» WHAT IS REQUIRED
Express the records as a Markdown table with the columns n and Line, giving each line a row number and skipping blank lines. Begin at the first line of the records and stop after the line that has "panel-title: Lumetri Color".

Element location listings
******************************
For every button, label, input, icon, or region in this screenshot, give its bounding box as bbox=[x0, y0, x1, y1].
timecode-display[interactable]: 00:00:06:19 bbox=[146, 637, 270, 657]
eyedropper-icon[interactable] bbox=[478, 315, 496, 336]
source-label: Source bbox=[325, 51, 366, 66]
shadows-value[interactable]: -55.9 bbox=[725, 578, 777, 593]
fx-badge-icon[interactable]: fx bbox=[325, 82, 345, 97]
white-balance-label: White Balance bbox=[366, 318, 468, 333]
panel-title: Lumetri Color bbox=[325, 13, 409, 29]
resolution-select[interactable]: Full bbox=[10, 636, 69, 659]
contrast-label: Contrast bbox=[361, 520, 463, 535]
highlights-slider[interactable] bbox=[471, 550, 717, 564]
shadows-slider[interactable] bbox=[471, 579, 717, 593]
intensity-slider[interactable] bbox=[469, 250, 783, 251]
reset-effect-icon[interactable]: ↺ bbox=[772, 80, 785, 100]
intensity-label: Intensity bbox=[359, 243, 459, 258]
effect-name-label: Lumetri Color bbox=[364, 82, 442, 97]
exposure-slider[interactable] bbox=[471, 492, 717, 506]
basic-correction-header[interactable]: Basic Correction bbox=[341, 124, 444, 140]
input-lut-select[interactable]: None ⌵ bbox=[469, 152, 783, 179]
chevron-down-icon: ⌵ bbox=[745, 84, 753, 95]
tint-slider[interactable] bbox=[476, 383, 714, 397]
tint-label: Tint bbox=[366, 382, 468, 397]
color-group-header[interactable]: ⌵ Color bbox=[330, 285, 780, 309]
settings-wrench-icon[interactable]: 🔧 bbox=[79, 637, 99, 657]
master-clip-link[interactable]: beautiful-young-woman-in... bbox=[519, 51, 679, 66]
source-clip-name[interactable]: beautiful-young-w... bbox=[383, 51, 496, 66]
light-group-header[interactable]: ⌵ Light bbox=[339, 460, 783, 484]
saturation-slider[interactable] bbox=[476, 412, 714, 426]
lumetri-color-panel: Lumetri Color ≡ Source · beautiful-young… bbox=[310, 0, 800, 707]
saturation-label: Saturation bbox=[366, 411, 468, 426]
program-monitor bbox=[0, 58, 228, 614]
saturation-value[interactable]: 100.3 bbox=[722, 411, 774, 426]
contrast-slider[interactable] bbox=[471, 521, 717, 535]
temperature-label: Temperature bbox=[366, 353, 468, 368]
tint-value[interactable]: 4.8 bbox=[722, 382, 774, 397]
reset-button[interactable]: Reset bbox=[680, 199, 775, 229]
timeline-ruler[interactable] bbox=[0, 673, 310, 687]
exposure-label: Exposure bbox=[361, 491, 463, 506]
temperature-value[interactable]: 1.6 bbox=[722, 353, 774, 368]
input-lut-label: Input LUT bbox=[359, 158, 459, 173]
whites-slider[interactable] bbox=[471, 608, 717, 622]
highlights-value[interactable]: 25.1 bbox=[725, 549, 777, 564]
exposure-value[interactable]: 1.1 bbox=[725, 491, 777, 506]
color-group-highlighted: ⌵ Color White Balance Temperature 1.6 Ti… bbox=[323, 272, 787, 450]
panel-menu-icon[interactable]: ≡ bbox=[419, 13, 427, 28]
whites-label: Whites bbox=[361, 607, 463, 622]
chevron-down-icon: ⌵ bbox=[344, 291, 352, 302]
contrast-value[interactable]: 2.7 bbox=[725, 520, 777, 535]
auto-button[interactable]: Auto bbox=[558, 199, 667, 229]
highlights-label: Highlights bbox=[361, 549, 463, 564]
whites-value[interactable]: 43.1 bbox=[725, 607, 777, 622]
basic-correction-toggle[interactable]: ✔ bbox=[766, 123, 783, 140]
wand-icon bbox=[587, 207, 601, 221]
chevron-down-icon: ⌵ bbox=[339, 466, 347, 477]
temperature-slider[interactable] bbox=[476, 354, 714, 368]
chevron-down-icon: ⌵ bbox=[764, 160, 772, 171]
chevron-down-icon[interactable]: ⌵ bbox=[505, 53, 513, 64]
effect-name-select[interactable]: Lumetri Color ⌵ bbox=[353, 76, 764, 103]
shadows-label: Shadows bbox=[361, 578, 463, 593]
******************************
» EXERCISE SOLUTION
| n | Line |
|---|---|
| 1 | For every button, label, input, icon, or region in this screenshot, give its bounding box as bbox=[x0, y0, x1, y1]. |
| 2 | timecode-display[interactable]: 00:00:06:19 bbox=[146, 637, 270, 657] |
| 3 | eyedropper-icon[interactable] bbox=[478, 315, 496, 336] |
| 4 | source-label: Source bbox=[325, 51, 366, 66] |
| 5 | shadows-value[interactable]: -55.9 bbox=[725, 578, 777, 593] |
| 6 | fx-badge-icon[interactable]: fx bbox=[325, 82, 345, 97] |
| 7 | white-balance-label: White Balance bbox=[366, 318, 468, 333] |
| 8 | panel-title: Lumetri Color bbox=[325, 13, 409, 29] |